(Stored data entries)
* Start *

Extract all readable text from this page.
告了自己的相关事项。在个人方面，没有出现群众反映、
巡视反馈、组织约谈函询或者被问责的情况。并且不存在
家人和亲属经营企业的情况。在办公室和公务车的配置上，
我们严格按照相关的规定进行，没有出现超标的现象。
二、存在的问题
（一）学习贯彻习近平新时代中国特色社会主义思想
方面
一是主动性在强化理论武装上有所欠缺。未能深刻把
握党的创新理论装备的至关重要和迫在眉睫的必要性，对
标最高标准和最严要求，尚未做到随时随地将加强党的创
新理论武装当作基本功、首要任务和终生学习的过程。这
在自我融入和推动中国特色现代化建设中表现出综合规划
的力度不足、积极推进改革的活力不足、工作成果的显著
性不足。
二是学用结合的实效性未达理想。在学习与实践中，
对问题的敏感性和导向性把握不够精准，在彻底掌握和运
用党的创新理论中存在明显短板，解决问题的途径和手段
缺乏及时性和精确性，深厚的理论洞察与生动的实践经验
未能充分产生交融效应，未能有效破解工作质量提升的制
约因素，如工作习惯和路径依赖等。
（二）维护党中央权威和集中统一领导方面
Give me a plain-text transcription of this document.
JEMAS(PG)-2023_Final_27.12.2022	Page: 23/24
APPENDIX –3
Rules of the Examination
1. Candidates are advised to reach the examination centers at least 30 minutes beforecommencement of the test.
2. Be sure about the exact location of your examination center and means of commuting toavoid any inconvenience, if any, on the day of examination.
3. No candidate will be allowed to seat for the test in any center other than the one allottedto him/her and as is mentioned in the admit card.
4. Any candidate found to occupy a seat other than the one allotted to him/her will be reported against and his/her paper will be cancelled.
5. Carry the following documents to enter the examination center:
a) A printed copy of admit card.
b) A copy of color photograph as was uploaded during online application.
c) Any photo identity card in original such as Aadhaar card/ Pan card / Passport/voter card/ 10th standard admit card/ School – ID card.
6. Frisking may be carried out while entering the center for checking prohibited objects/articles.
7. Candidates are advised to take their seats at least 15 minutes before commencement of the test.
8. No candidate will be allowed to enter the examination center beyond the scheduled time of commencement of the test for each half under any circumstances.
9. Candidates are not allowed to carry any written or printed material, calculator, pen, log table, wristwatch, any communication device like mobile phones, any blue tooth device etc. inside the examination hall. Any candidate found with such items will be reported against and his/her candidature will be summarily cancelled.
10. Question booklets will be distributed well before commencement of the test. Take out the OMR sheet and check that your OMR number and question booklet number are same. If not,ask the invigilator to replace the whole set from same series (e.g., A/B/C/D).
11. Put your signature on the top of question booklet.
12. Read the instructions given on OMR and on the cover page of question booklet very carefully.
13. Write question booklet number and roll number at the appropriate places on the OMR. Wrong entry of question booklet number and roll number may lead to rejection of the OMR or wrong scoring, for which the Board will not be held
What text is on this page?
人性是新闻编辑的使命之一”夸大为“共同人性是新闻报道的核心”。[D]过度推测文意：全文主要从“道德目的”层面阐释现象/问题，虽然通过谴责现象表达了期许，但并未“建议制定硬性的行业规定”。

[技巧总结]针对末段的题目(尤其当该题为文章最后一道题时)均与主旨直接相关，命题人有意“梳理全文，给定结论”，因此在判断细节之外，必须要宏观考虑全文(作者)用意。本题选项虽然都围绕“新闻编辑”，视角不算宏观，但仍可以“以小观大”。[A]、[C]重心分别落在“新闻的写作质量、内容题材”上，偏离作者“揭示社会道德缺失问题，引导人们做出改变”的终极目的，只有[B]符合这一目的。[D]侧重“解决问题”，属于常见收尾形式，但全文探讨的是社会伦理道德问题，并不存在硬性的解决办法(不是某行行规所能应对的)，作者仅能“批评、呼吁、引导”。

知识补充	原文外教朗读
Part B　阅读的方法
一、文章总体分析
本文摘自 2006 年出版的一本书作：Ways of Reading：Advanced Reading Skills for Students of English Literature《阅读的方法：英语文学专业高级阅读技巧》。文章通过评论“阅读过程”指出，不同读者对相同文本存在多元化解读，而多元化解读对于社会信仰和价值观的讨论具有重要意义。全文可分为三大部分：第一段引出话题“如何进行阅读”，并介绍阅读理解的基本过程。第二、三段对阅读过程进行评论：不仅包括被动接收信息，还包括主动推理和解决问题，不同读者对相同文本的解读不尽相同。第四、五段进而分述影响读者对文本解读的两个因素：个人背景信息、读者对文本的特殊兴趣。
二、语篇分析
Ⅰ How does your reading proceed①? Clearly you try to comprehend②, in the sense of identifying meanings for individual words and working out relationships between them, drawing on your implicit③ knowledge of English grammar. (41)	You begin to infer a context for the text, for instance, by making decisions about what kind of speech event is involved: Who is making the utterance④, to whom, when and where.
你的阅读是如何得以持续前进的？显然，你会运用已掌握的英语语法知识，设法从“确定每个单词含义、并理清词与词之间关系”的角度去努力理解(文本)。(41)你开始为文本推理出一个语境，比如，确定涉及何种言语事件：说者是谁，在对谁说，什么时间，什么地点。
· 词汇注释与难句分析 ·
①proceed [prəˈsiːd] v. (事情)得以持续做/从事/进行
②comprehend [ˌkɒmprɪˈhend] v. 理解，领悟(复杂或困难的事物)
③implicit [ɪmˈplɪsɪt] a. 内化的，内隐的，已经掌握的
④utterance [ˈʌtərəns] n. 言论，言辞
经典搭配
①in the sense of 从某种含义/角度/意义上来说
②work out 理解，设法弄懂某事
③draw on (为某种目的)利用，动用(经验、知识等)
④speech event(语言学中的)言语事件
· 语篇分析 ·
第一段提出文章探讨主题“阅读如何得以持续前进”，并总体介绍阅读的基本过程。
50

* End *

Problem details. Copy out all of the lines above exactly.

Answer for this exercise.
Extract all readable text from this page.
告了自己的相关事项。在个人方面，没有出现群众反映、
巡视反馈、组织约谈函询或者被问责的情况。并且不存在
家人和亲属经营企业的情况。在办公室和公务车的配置上，
我们严格按照相关的规定进行，没有出现超标的现象。
二、存在的问题
（一）学习贯彻习近平新时代中国特色社会主义思想
方面
一是主动性在强化理论武装上有所欠缺。未能深刻把
握党的创新理论装备的至关重要和迫在眉睫的必要性，对
标最高标准和最严要求，尚未做到随时随地将加强党的创
新理论武装当作基本功、首要任务和终生学习的过程。这
在自我融入和推动中国特色现代化建设中表现出综合规划
的力度不足、积极推进改革的活力不足、工作成果的显著
性不足。
二是学用结合的实效性未达理想。在学习与实践中，
对问题的敏感性和导向性把握不够精准，在彻底掌握和运
用党的创新理论中存在明显短板，解决问题的途径和手段
缺乏及时性和精确性，深厚的理论洞察与生动的实践经验
未能充分产生交融效应，未能有效破解工作质量提升的制
约因素，如工作习惯和路径依赖等。
（二）维护党中央权威和集中统一领导方面
Give me a plain-text transcription of this document.
JEMAS(PG)-2023_Final_27.12.2022	Page: 23/24
APPENDIX –3
Rules of the Examination
1. Candidates are advised to reach the examination centers at least 30 minutes beforecommencement of the test.
2. Be sure about the exact location of your examination center and means of commuting toavoid any inconvenience, if any, on the day of examination.
3. No candidate will be allowed to seat for the test in any center other than the one allottedto him/her and as is mentioned in the admit card.
4. Any candidate found to occupy a seat other than the one allotted to him/her will be reported against and his/her paper will be cancelled.
5. Carry the following documents to enter the examination center:
a) A printed copy of admit card.
b) A copy of color photograph as was uploaded during online application.
c) Any photo identity card in original such as Aadhaar card/ Pan card / Passport/voter card/ 10th standard admit card/ School – ID card.
6. Frisking may be carried out while entering the center for checking prohibited objects/articles.
7. Candidates are advised to take their seats at least 15 minutes before commencement of the test.
8. No candidate will be allowed to enter the examination center beyond the scheduled time of commencement of the test for each half under any circumstances.
9. Candidates are not allowed to carry any written or printed material, calculator, pen, log table, wristwatch, any communication device like mobile phones, any blue tooth device etc. inside the examination hall. Any candidate found with such items will be reported against and his/her candidature will be summarily cancelled.
10. Question booklets will be distributed well before commencement of the test. Take out the OMR sheet and check that your OMR number and question booklet number are same. If not,ask the invigilator to replace the whole set from same series (e.g., A/B/C/D).
11. Put your signature on the top of question booklet.
12. Read the instructions given on OMR and on the cover page of question booklet very carefully.
13. Write question booklet number and roll number at the appropriate places on the OMR. Wrong entry of question booklet number and roll number may lead to rejection of the OMR or wrong scoring, for which the Board will not be held
What text is on this page?
人性是新闻编辑的使命之一”夸大为“共同人性是新闻报道的核心”。[D]过度推测文意：全文主要从“道德目的”层面阐释现象/问题，虽然通过谴责现象表达了期许，但并未“建议制定硬性的行业规定”。

[技巧总结]针对末段的题目(尤其当该题为文章最后一道题时)均与主旨直接相关，命题人有意“梳理全文，给定结论”，因此在判断细节之外，必须要宏观考虑全文(作者)用意。本题选项虽然都围绕“新闻编辑”，视角不算宏观，但仍可以“以小观大”。[A]、[C]重心分别落在“新闻的写作质量、内容题材”上，偏离作者“揭示社会道德缺失问题，引导人们做出改变”的终极目的，只有[B]符合这一目的。[D]侧重“解决问题”，属于常见收尾形式，但全文探讨的是社会伦理道德问题，并不存在硬性的解决办法(不是某行行规所能应对的)，作者仅能“批评、呼吁、引导”。

知识补充	原文外教朗读
Part B　阅读的方法
一、文章总体分析
本文摘自 2006 年出版的一本书作：Ways of Reading：Advanced Reading Skills for Students of English Literature《阅读的方法：英语文学专业高级阅读技巧》。文章通过评论“阅读过程”指出，不同读者对相同文本存在多元化解读，而多元化解读对于社会信仰和价值观的讨论具有重要意义。全文可分为三大部分：第一段引出话题“如何进行阅读”，并介绍阅读理解的基本过程。第二、三段对阅读过程进行评论：不仅包括被动接收信息，还包括主动推理和解决问题，不同读者对相同文本的解读不尽相同。第四、五段进而分述影响读者对文本解读的两个因素：个人背景信息、读者对文本的特殊兴趣。
二、语篇分析
Ⅰ How does your reading proceed①? Clearly you try to comprehend②, in the sense of identifying meanings for individual words and working out relationships between them, drawing on your implicit③ knowledge of English grammar. (41)	You begin to infer a context for the text, for instance, by making decisions about what kind of speech event is involved: Who is making the utterance④, to whom, when and where.
你的阅读是如何得以持续前进的？显然，你会运用已掌握的英语语法知识，设法从“确定每个单词含义、并理清词与词之间关系”的角度去努力理解(文本)。(41)你开始为文本推理出一个语境，比如，确定涉及何种言语事件：说者是谁，在对谁说，什么时间，什么地点。
· 词汇注释与难句分析 ·
①proceed [prəˈsiːd] v. (事情)得以持续做/从事/进行
②comprehend [ˌkɒmprɪˈhend] v. 理解，领悟(复杂或困难的事物)
③implicit [ɪmˈplɪsɪt] a. 内化的，内隐的，已经掌握的
④utterance [ˈʌtərəns] n. 言论，言辞
经典搭配
①in the sense of 从某种含义/角度/意义上来说
②work out 理解，设法弄懂某事
③draw on (为某种目的)利用，动用(经验、知识等)
④speech event(语言学中的)言语事件
· 语篇分析 ·
第一段提出文章探讨主题“阅读如何得以持续前进”，并总体介绍阅读的基本过程。
50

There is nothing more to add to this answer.